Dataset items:

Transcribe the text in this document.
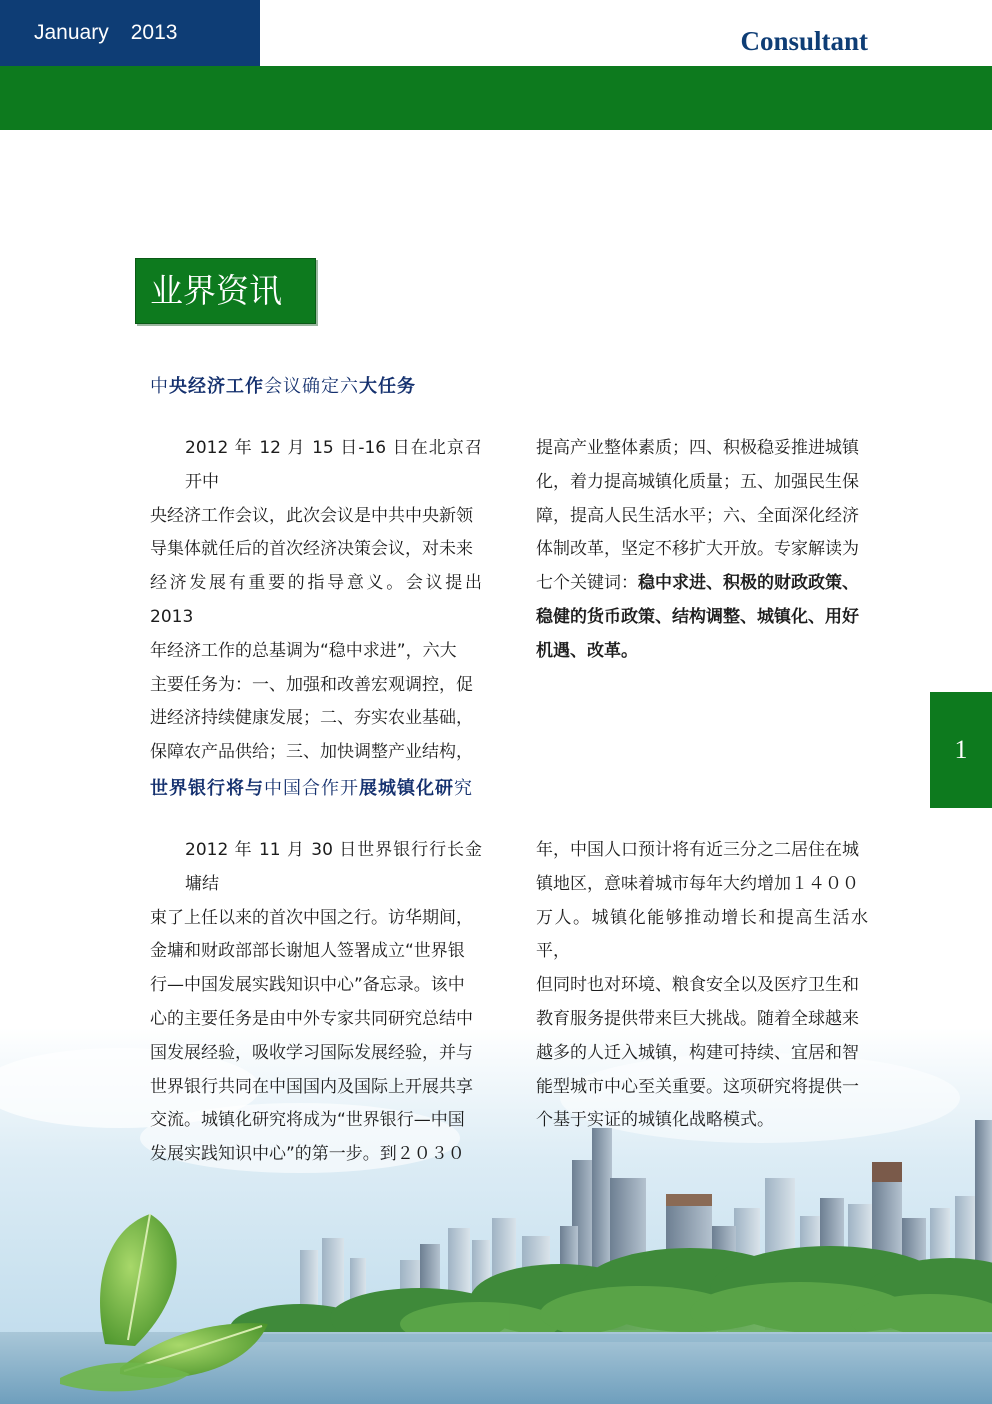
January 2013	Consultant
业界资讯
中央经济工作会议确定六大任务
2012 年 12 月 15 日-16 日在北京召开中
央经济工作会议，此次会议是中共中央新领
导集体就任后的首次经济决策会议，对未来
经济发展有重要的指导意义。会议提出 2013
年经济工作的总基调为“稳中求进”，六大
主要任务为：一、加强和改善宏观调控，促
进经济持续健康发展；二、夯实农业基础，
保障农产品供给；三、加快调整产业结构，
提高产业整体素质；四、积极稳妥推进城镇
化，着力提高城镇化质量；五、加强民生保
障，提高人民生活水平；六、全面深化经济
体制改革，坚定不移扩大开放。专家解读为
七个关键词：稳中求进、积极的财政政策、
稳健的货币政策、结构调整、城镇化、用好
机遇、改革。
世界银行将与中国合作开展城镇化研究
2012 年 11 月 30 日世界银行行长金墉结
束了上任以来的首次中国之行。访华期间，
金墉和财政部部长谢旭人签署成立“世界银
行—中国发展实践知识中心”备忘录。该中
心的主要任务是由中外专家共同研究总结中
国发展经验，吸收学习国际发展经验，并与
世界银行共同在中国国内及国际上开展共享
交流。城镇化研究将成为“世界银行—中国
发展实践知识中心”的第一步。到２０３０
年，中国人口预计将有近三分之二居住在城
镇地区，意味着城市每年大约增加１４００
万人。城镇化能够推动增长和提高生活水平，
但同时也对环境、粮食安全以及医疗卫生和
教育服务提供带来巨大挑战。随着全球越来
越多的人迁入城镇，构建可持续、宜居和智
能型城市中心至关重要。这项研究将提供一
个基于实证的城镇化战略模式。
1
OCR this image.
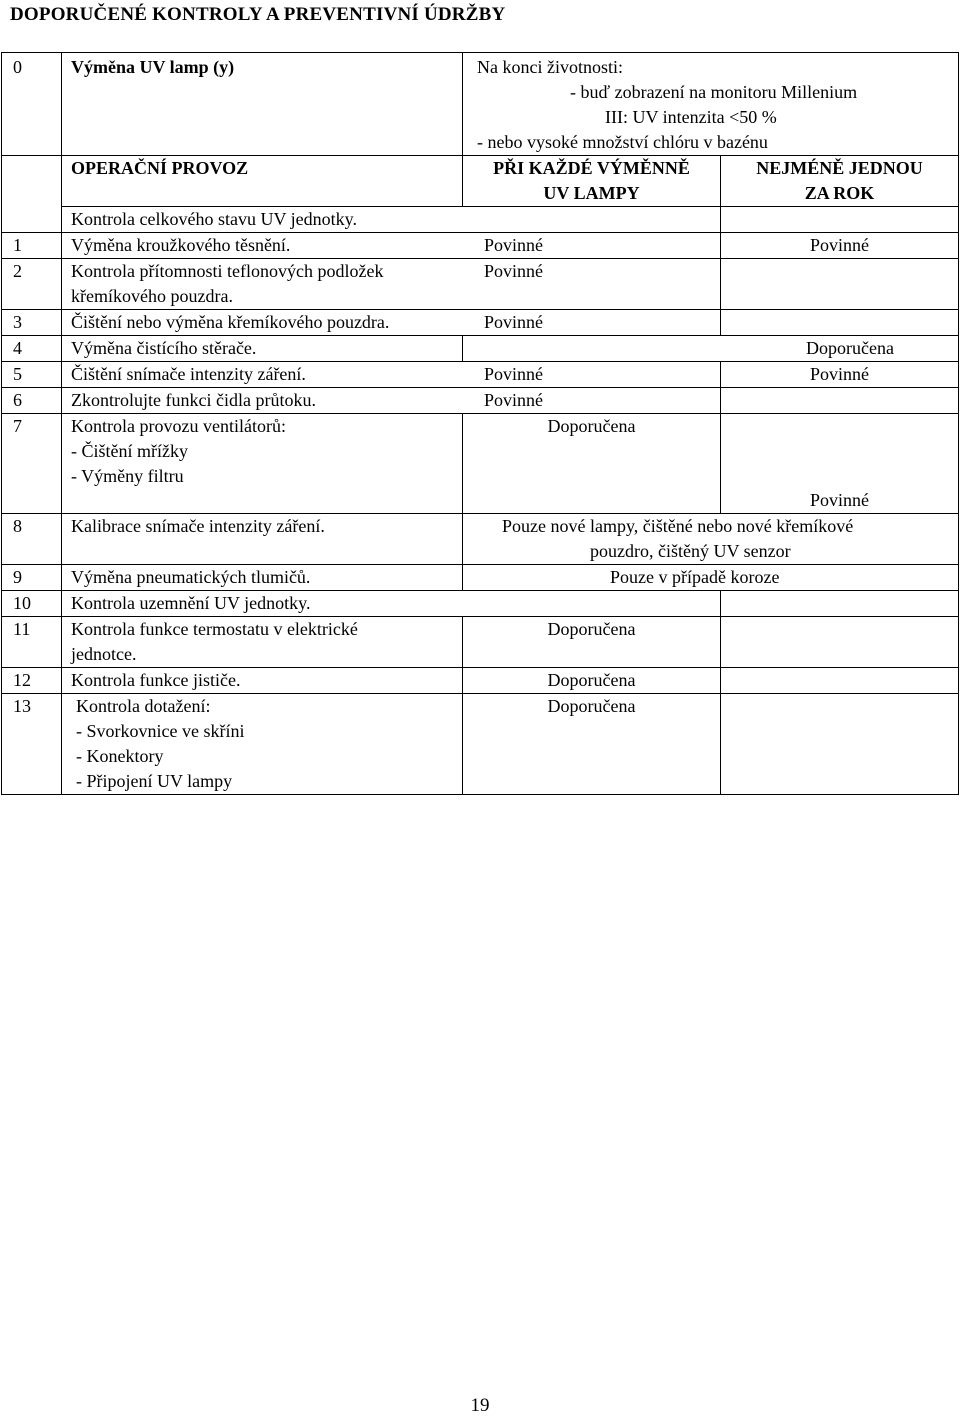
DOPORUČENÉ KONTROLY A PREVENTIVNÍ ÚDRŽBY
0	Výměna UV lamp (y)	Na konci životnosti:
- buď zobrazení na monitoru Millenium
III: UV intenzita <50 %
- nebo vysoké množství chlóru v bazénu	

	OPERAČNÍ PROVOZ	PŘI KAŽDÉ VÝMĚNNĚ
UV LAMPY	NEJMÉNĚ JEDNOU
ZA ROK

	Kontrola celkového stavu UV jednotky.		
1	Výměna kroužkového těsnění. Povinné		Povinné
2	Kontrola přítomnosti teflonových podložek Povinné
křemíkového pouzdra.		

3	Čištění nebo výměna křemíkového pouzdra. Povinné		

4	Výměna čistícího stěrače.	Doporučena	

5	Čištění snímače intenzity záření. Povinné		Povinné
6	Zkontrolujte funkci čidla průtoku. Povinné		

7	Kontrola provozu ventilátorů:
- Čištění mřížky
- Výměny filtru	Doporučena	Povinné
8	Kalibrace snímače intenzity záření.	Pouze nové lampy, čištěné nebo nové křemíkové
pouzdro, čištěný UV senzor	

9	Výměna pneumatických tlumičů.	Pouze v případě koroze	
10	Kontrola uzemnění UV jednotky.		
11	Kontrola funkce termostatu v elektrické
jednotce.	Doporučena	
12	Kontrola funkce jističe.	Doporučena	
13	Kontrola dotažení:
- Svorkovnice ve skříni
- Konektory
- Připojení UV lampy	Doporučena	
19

**EXERCISE BRIEF:**
Repeat the records above verbatim, with no pictures in the result.

**EXERCISE OUTPUT:**
Transcribe the text in this document.
January 2013	Consultant
业界资讯
中央经济工作会议确定六大任务
2012 年 12 月 15 日-16 日在北京召开中
央经济工作会议，此次会议是中共中央新领
导集体就任后的首次经济决策会议，对未来
经济发展有重要的指导意义。会议提出 2013
年经济工作的总基调为“稳中求进”，六大
主要任务为：一、加强和改善宏观调控，促
进经济持续健康发展；二、夯实农业基础，
保障农产品供给；三、加快调整产业结构，
提高产业整体素质；四、积极稳妥推进城镇
化，着力提高城镇化质量；五、加强民生保
障，提高人民生活水平；六、全面深化经济
体制改革，坚定不移扩大开放。专家解读为
七个关键词：稳中求进、积极的财政政策、
稳健的货币政策、结构调整、城镇化、用好
机遇、改革。
世界银行将与中国合作开展城镇化研究
2012 年 11 月 30 日世界银行行长金墉结
束了上任以来的首次中国之行。访华期间，
金墉和财政部部长谢旭人签署成立“世界银
行—中国发展实践知识中心”备忘录。该中
心的主要任务是由中外专家共同研究总结中
国发展经验，吸收学习国际发展经验，并与
世界银行共同在中国国内及国际上开展共享
交流。城镇化研究将成为“世界银行—中国
发展实践知识中心”的第一步。到２０３０
年，中国人口预计将有近三分之二居住在城
镇地区，意味着城市每年大约增加１４００
万人。城镇化能够推动增长和提高生活水平，
但同时也对环境、粮食安全以及医疗卫生和
教育服务提供带来巨大挑战。随着全球越来
越多的人迁入城镇，构建可持续、宜居和智
能型城市中心至关重要。这项研究将提供一
个基于实证的城镇化战略模式。
1
OCR this image.
DOPORUČENÉ KONTROLY A PREVENTIVNÍ ÚDRŽBY
0	Výměna UV lamp (y)	Na konci životnosti:
- buď zobrazení na monitoru Millenium
III: UV intenzita <50 %
- nebo vysoké množství chlóru v bazénu	

	OPERAČNÍ PROVOZ	PŘI KAŽDÉ VÝMĚNNĚ
UV LAMPY	NEJMÉNĚ JEDNOU
ZA ROK

	Kontrola celkového stavu UV jednotky.		
1	Výměna kroužkového těsnění. Povinné		Povinné
2	Kontrola přítomnosti teflonových podložek Povinné
křemíkového pouzdra.		

3	Čištění nebo výměna křemíkového pouzdra. Povinné		

4	Výměna čistícího stěrače.	Doporučena	

5	Čištění snímače intenzity záření. Povinné		Povinné
6	Zkontrolujte funkci čidla průtoku. Povinné		

7	Kontrola provozu ventilátorů:
- Čištění mřížky
- Výměny filtru	Doporučena	Povinné
8	Kalibrace snímače intenzity záření.	Pouze nové lampy, čištěné nebo nové křemíkové
pouzdro, čištěný UV senzor	

9	Výměna pneumatických tlumičů.	Pouze v případě koroze	
10	Kontrola uzemnění UV jednotky.		
11	Kontrola funkce termostatu v elektrické
jednotce.	Doporučena	
12	Kontrola funkce jističe.	Doporučena	
13	Kontrola dotažení:
- Svorkovnice ve skříni
- Konektory
- Připojení UV lampy	Doporučena	
19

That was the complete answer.